__Brief__: Return the data exactly, with all pictures removed.

__Information provided__:
◇ ◇ ◇ ◇ ◇ ◇ ◇
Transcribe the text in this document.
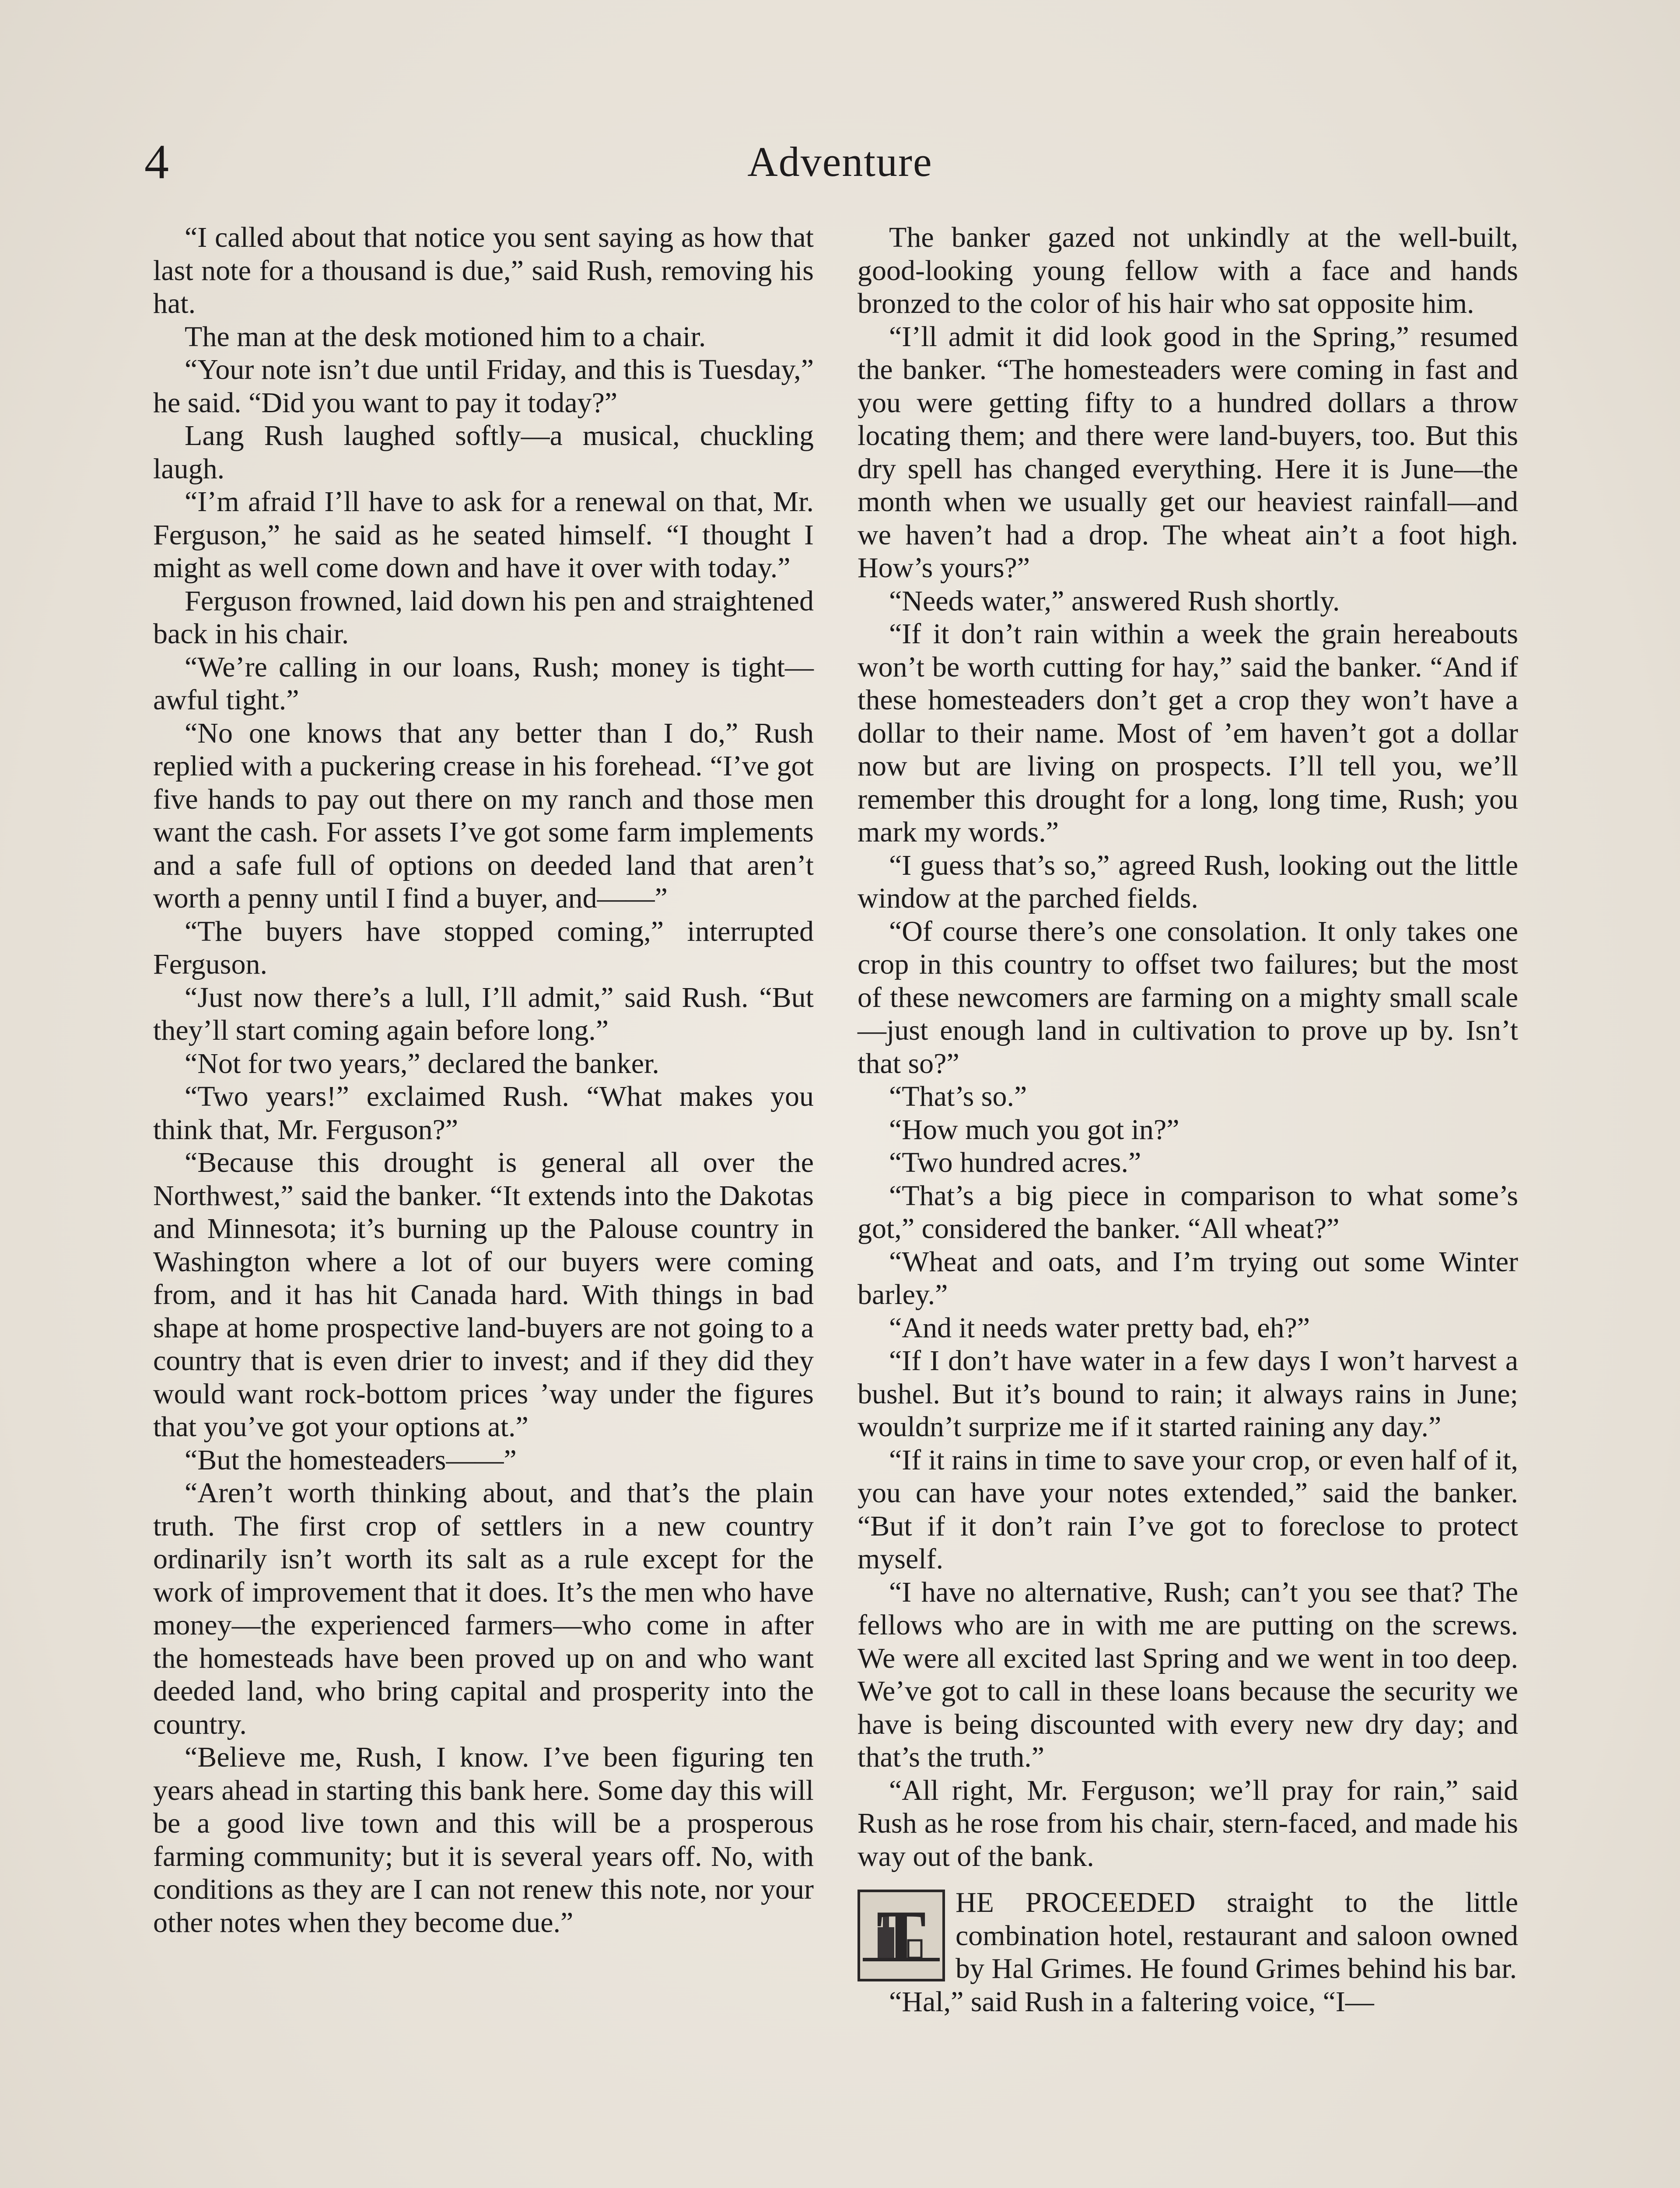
4	Adventure

“I called about that notice you sent saying as how that last note for a thousand is due,” said Rush, removing his hat.

The man at the desk motioned him to a chair.

“Your note isn’t due until Friday, and this is Tuesday,” he said. “Did you want to pay it today?”

Lang Rush laughed softly—a musical, chuckling laugh.

“I’m afraid I’ll have to ask for a renewal on that, Mr. Ferguson,” he said as he seated himself. “I thought I might as well come down and have it over with today.”

Ferguson frowned, laid down his pen and straightened back in his chair.

“We’re calling in our loans, Rush; money is tight—awful tight.”

“No one knows that any better than I do,” Rush replied with a puckering crease in his forehead. “I’ve got five hands to pay out there on my ranch and those men want the cash. For assets I’ve got some farm implements and a safe full of options on deeded land that aren’t worth a penny until I find a buyer, and——”

“The buyers have stopped coming,” interrupted Ferguson.

“Just now there’s a lull, I’ll admit,” said Rush. “But they’ll start coming again before long.”

“Not for two years,” declared the banker.

“Two years!” exclaimed Rush. “What makes you think that, Mr. Ferguson?”

“Because this drought is general all over the Northwest,” said the banker. “It extends into the Dakotas and Minnesota; it’s burning up the Palouse country in Washington where a lot of our buyers were coming from, and it has hit Canada hard. With things in bad shape at home prospective land-buyers are not going to a country that is even drier to invest; and if they did they would want rock-bottom prices ’way under the figures that you’ve got your options at.”

“But the homesteaders——”

“Aren’t worth thinking about, and that’s the plain truth. The first crop of settlers in a new country ordinarily isn’t worth its salt as a rule except for the work of improvement that it does. It’s the men who have money—the experienced farmers—who come in after the homesteads have been proved up on and who want deeded land, who bring capital and prosperity into the country.

“Believe me, Rush, I know. I’ve been figuring ten years ahead in starting this bank here. Some day this will be a good live town and this will be a prosperous farming community; but it is several years off. No, with conditions as they are I can not renew this note, nor your other notes when they become due.”

The banker gazed not unkindly at the well-built, good-looking young fellow with a face and hands bronzed to the color of his hair who sat opposite him.

“I’ll admit it did look good in the Spring,” resumed the banker. “The homesteaders were coming in fast and you were getting fifty to a hundred dollars a throw locating them; and there were land-buyers, too. But this dry spell has changed everything. Here it is June—the month when we usually get our heaviest rainfall—and we haven’t had a drop. The wheat ain’t a foot high. How’s yours?”

“Needs water,” answered Rush shortly.

“If it don’t rain within a week the grain hereabouts won’t be worth cutting for hay,” said the banker. “And if these homesteaders don’t get a crop they won’t have a dollar to their name. Most of ’em haven’t got a dollar now but are living on prospects. I’ll tell you, we’ll remember this drought for a long, long time, Rush; you mark my words.”

“I guess that’s so,” agreed Rush, looking out the little window at the parched fields.

“Of course there’s one consolation. It only takes one crop in this country to offset two failures; but the most of these newcomers are farming on a mighty small scale—just enough land in cultivation to prove up by. Isn’t that so?”

“That’s so.”

“How much you got in?”

“Two hundred acres.”

“That’s a big piece in comparison to what some’s got,” considered the banker. “All wheat?”

“Wheat and oats, and I’m trying out some Winter barley.”

“And it needs water pretty bad, eh?”

“If I don’t have water in a few days I won’t harvest a bushel. But it’s bound to rain; it always rains in June; wouldn’t surprize me if it started raining any day.”

“If it rains in time to save your crop, or even half of it, you can have your notes extended,” said the banker. “But if it don’t rain I’ve got to foreclose to protect myself.

“I have no alternative, Rush; can’t you see that? The fellows who are in with me are putting on the screws. We were all excited last Spring and we went in too deep. We’ve got to call in these loans because the security we have is being discounted with every new dry day; and that’s the truth.”

“All right, Mr. Ferguson; we’ll pray for rain,” said Rush as he rose from his chair, stern-faced, and made his way out of the bank.

T	HE PROCEEDED straight to the little combination hotel, restaurant and saloon owned by Hal Grimes. He found Grimes behind his bar.

“Hal,” said Rush in a faltering voice, “I—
◇ ◇ ◇ ◇ ◇ ◇ ◇
__Answer__:
Transcribe the text in this document.
4	Adventure

“I called about that notice you sent saying as how that last note for a thousand is due,” said Rush, removing his hat.

The man at the desk motioned him to a chair.

“Your note isn’t due until Friday, and this is Tuesday,” he said. “Did you want to pay it today?”

Lang Rush laughed softly—a musical, chuckling laugh.

“I’m afraid I’ll have to ask for a renewal on that, Mr. Ferguson,” he said as he seated himself. “I thought I might as well come down and have it over with today.”

Ferguson frowned, laid down his pen and straightened back in his chair.

“We’re calling in our loans, Rush; money is tight—awful tight.”

“No one knows that any better than I do,” Rush replied with a puckering crease in his forehead. “I’ve got five hands to pay out there on my ranch and those men want the cash. For assets I’ve got some farm implements and a safe full of options on deeded land that aren’t worth a penny until I find a buyer, and——”

“The buyers have stopped coming,” interrupted Ferguson.

“Just now there’s a lull, I’ll admit,” said Rush. “But they’ll start coming again before long.”

“Not for two years,” declared the banker.

“Two years!” exclaimed Rush. “What makes you think that, Mr. Ferguson?”

“Because this drought is general all over the Northwest,” said the banker. “It extends into the Dakotas and Minnesota; it’s burning up the Palouse country in Washington where a lot of our buyers were coming from, and it has hit Canada hard. With things in bad shape at home prospective land-buyers are not going to a country that is even drier to invest; and if they did they would want rock-bottom prices ’way under the figures that you’ve got your options at.”

“But the homesteaders——”

“Aren’t worth thinking about, and that’s the plain truth. The first crop of settlers in a new country ordinarily isn’t worth its salt as a rule except for the work of improvement that it does. It’s the men who have money—the experienced farmers—who come in after the homesteads have been proved up on and who want deeded land, who bring capital and prosperity into the country.

“Believe me, Rush, I know. I’ve been figuring ten years ahead in starting this bank here. Some day this will be a good live town and this will be a prosperous farming community; but it is several years off. No, with conditions as they are I can not renew this note, nor your other notes when they become due.”

The banker gazed not unkindly at the well-built, good-looking young fellow with a face and hands bronzed to the color of his hair who sat opposite him.

“I’ll admit it did look good in the Spring,” resumed the banker. “The homesteaders were coming in fast and you were getting fifty to a hundred dollars a throw locating them; and there were land-buyers, too. But this dry spell has changed everything. Here it is June—the month when we usually get our heaviest rainfall—and we haven’t had a drop. The wheat ain’t a foot high. How’s yours?”

“Needs water,” answered Rush shortly.

“If it don’t rain within a week the grain hereabouts won’t be worth cutting for hay,” said the banker. “And if these homesteaders don’t get a crop they won’t have a dollar to their name. Most of ’em haven’t got a dollar now but are living on prospects. I’ll tell you, we’ll remember this drought for a long, long time, Rush; you mark my words.”

“I guess that’s so,” agreed Rush, looking out the little window at the parched fields.

“Of course there’s one consolation. It only takes one crop in this country to offset two failures; but the most of these newcomers are farming on a mighty small scale—just enough land in cultivation to prove up by. Isn’t that so?”

“That’s so.”

“How much you got in?”

“Two hundred acres.”

“That’s a big piece in comparison to what some’s got,” considered the banker. “All wheat?”

“Wheat and oats, and I’m trying out some Winter barley.”

“And it needs water pretty bad, eh?”

“If I don’t have water in a few days I won’t harvest a bushel. But it’s bound to rain; it always rains in June; wouldn’t surprize me if it started raining any day.”

“If it rains in time to save your crop, or even half of it, you can have your notes extended,” said the banker. “But if it don’t rain I’ve got to foreclose to protect myself.

“I have no alternative, Rush; can’t you see that? The fellows who are in with me are putting on the screws. We were all excited last Spring and we went in too deep. We’ve got to call in these loans because the security we have is being discounted with every new dry day; and that’s the truth.”

“All right, Mr. Ferguson; we’ll pray for rain,” said Rush as he rose from his chair, stern-faced, and made his way out of the bank.

T	HE PROCEEDED straight to the little combination hotel, restaurant and saloon owned by Hal Grimes. He found Grimes behind his bar.

“Hal,” said Rush in a faltering voice, “I—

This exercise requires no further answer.